● **Task directions**
Transcribe the entries below exactly; leave every image out.

— START Data for processing —

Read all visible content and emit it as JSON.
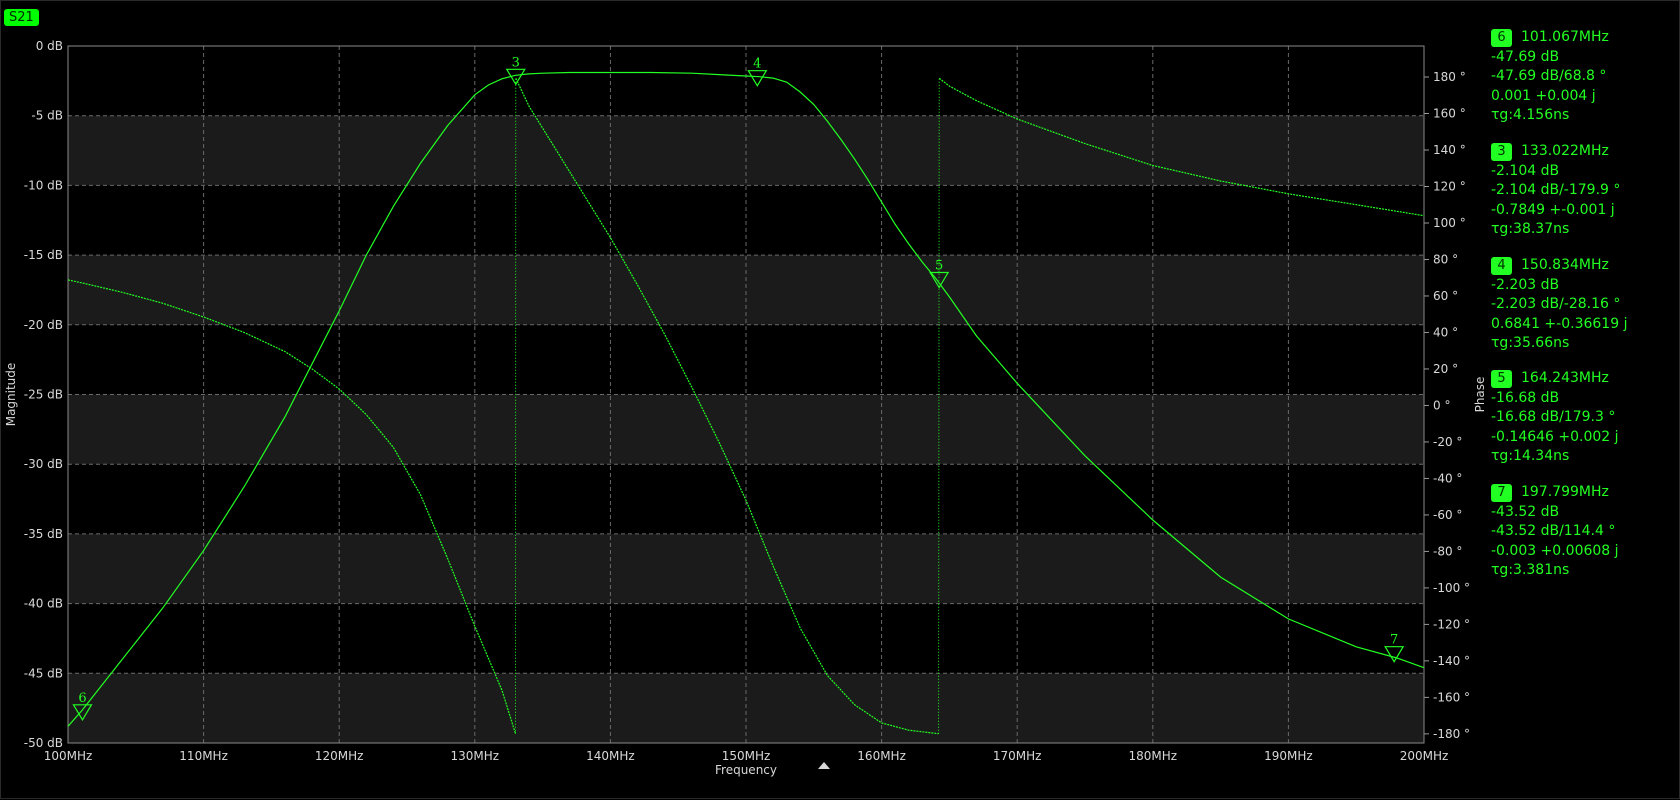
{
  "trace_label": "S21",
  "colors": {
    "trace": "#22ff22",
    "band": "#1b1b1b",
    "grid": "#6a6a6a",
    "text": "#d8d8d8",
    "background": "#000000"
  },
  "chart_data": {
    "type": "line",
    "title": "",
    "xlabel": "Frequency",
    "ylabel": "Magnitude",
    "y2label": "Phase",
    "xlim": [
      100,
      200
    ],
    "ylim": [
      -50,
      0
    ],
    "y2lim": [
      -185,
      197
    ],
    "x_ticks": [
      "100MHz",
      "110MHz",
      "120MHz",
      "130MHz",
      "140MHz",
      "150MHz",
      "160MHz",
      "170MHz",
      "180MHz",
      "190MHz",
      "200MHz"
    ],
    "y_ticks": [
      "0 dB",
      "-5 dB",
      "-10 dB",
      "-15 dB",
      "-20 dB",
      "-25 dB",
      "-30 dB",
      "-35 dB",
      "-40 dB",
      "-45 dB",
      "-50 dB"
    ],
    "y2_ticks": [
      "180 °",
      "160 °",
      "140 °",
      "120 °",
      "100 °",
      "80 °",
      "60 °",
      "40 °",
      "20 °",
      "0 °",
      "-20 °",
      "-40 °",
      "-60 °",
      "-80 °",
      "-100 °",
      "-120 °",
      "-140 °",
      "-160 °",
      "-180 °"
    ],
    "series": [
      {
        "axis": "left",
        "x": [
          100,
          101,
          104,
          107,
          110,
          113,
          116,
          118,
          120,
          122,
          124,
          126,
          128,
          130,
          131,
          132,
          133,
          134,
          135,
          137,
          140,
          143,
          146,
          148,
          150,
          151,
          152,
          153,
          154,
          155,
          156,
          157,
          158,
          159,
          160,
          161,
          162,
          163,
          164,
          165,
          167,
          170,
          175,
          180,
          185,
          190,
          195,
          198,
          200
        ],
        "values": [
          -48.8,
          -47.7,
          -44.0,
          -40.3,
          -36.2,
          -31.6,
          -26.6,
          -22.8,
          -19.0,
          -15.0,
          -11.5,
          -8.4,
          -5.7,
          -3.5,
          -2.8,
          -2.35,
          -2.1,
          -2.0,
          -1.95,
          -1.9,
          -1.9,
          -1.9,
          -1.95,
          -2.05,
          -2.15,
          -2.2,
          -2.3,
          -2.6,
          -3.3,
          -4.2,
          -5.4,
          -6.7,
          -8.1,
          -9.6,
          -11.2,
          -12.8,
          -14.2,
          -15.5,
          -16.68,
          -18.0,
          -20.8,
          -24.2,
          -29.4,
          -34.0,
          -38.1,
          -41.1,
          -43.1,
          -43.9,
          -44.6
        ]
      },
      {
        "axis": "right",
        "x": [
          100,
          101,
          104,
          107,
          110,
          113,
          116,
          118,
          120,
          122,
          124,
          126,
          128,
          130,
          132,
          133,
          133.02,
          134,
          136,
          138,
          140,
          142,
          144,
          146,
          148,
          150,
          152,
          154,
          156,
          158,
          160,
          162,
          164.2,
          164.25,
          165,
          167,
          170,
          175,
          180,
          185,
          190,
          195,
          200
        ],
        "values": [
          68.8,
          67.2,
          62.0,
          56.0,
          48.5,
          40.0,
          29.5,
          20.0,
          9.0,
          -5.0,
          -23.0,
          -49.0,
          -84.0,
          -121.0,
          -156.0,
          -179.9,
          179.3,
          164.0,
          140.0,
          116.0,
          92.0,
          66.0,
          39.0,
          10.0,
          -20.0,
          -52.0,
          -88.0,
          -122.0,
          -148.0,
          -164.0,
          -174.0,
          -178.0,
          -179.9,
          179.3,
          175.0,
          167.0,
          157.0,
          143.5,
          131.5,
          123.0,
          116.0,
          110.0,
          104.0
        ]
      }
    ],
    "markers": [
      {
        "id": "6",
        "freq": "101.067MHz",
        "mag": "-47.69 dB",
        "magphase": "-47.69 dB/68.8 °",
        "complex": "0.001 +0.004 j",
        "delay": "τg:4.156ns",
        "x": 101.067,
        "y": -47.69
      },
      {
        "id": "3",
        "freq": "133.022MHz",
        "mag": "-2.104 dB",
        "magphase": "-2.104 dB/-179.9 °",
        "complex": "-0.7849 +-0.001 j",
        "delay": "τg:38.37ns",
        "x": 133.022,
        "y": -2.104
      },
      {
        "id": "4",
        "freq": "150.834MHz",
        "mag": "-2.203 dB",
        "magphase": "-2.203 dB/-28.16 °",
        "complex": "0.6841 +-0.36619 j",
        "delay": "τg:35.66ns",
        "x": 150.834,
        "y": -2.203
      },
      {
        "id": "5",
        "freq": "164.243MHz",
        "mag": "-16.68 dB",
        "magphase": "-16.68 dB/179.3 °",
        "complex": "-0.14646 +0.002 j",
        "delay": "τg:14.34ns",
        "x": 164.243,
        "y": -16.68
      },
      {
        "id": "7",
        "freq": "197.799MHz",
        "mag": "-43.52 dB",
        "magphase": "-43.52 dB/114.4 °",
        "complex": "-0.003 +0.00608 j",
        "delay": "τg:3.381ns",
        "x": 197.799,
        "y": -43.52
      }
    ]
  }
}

— END Data for processing —

● **Task response**
Read all visible content and emit it as JSON.
{
  "trace_label": "S21",
  "colors": {
    "trace": "#22ff22",
    "band": "#1b1b1b",
    "grid": "#6a6a6a",
    "text": "#d8d8d8",
    "background": "#000000"
  },
  "chart_data": {
    "type": "line",
    "title": "",
    "xlabel": "Frequency",
    "ylabel": "Magnitude",
    "y2label": "Phase",
    "xlim": [
      100,
      200
    ],
    "ylim": [
      -50,
      0
    ],
    "y2lim": [
      -185,
      197
    ],
    "x_ticks": [
      "100MHz",
      "110MHz",
      "120MHz",
      "130MHz",
      "140MHz",
      "150MHz",
      "160MHz",
      "170MHz",
      "180MHz",
      "190MHz",
      "200MHz"
    ],
    "y_ticks": [
      "0 dB",
      "-5 dB",
      "-10 dB",
      "-15 dB",
      "-20 dB",
      "-25 dB",
      "-30 dB",
      "-35 dB",
      "-40 dB",
      "-45 dB",
      "-50 dB"
    ],
    "y2_ticks": [
      "180 °",
      "160 °",
      "140 °",
      "120 °",
      "100 °",
      "80 °",
      "60 °",
      "40 °",
      "20 °",
      "0 °",
      "-20 °",
      "-40 °",
      "-60 °",
      "-80 °",
      "-100 °",
      "-120 °",
      "-140 °",
      "-160 °",
      "-180 °"
    ],
    "series": [
      {
        "axis": "left",
        "x": [
          100,
          101,
          104,
          107,
          110,
          113,
          116,
          118,
          120,
          122,
          124,
          126,
          128,
          130,
          131,
          132,
          133,
          134,
          135,
          137,
          140,
          143,
          146,
          148,
          150,
          151,
          152,
          153,
          154,
          155,
          156,
          157,
          158,
          159,
          160,
          161,
          162,
          163,
          164,
          165,
          167,
          170,
          175,
          180,
          185,
          190,
          195,
          198,
          200
        ],
        "values": [
          -48.8,
          -47.7,
          -44.0,
          -40.3,
          -36.2,
          -31.6,
          -26.6,
          -22.8,
          -19.0,
          -15.0,
          -11.5,
          -8.4,
          -5.7,
          -3.5,
          -2.8,
          -2.35,
          -2.1,
          -2.0,
          -1.95,
          -1.9,
          -1.9,
          -1.9,
          -1.95,
          -2.05,
          -2.15,
          -2.2,
          -2.3,
          -2.6,
          -3.3,
          -4.2,
          -5.4,
          -6.7,
          -8.1,
          -9.6,
          -11.2,
          -12.8,
          -14.2,
          -15.5,
          -16.68,
          -18.0,
          -20.8,
          -24.2,
          -29.4,
          -34.0,
          -38.1,
          -41.1,
          -43.1,
          -43.9,
          -44.6
        ]
      },
      {
        "axis": "right",
        "x": [
          100,
          101,
          104,
          107,
          110,
          113,
          116,
          118,
          120,
          122,
          124,
          126,
          128,
          130,
          132,
          133,
          133.02,
          134,
          136,
          138,
          140,
          142,
          144,
          146,
          148,
          150,
          152,
          154,
          156,
          158,
          160,
          162,
          164.2,
          164.25,
          165,
          167,
          170,
          175,
          180,
          185,
          190,
          195,
          200
        ],
        "values": [
          68.8,
          67.2,
          62.0,
          56.0,
          48.5,
          40.0,
          29.5,
          20.0,
          9.0,
          -5.0,
          -23.0,
          -49.0,
          -84.0,
          -121.0,
          -156.0,
          -179.9,
          179.3,
          164.0,
          140.0,
          116.0,
          92.0,
          66.0,
          39.0,
          10.0,
          -20.0,
          -52.0,
          -88.0,
          -122.0,
          -148.0,
          -164.0,
          -174.0,
          -178.0,
          -179.9,
          179.3,
          175.0,
          167.0,
          157.0,
          143.5,
          131.5,
          123.0,
          116.0,
          110.0,
          104.0
        ]
      }
    ],
    "markers": [
      {
        "id": "6",
        "freq": "101.067MHz",
        "mag": "-47.69 dB",
        "magphase": "-47.69 dB/68.8 °",
        "complex": "0.001 +0.004 j",
        "delay": "τg:4.156ns",
        "x": 101.067,
        "y": -47.69
      },
      {
        "id": "3",
        "freq": "133.022MHz",
        "mag": "-2.104 dB",
        "magphase": "-2.104 dB/-179.9 °",
        "complex": "-0.7849 +-0.001 j",
        "delay": "τg:38.37ns",
        "x": 133.022,
        "y": -2.104
      },
      {
        "id": "4",
        "freq": "150.834MHz",
        "mag": "-2.203 dB",
        "magphase": "-2.203 dB/-28.16 °",
        "complex": "0.6841 +-0.36619 j",
        "delay": "τg:35.66ns",
        "x": 150.834,
        "y": -2.203
      },
      {
        "id": "5",
        "freq": "164.243MHz",
        "mag": "-16.68 dB",
        "magphase": "-16.68 dB/179.3 °",
        "complex": "-0.14646 +0.002 j",
        "delay": "τg:14.34ns",
        "x": 164.243,
        "y": -16.68
      },
      {
        "id": "7",
        "freq": "197.799MHz",
        "mag": "-43.52 dB",
        "magphase": "-43.52 dB/114.4 °",
        "complex": "-0.003 +0.00608 j",
        "delay": "τg:3.381ns",
        "x": 197.799,
        "y": -43.52
      }
    ]
  }
}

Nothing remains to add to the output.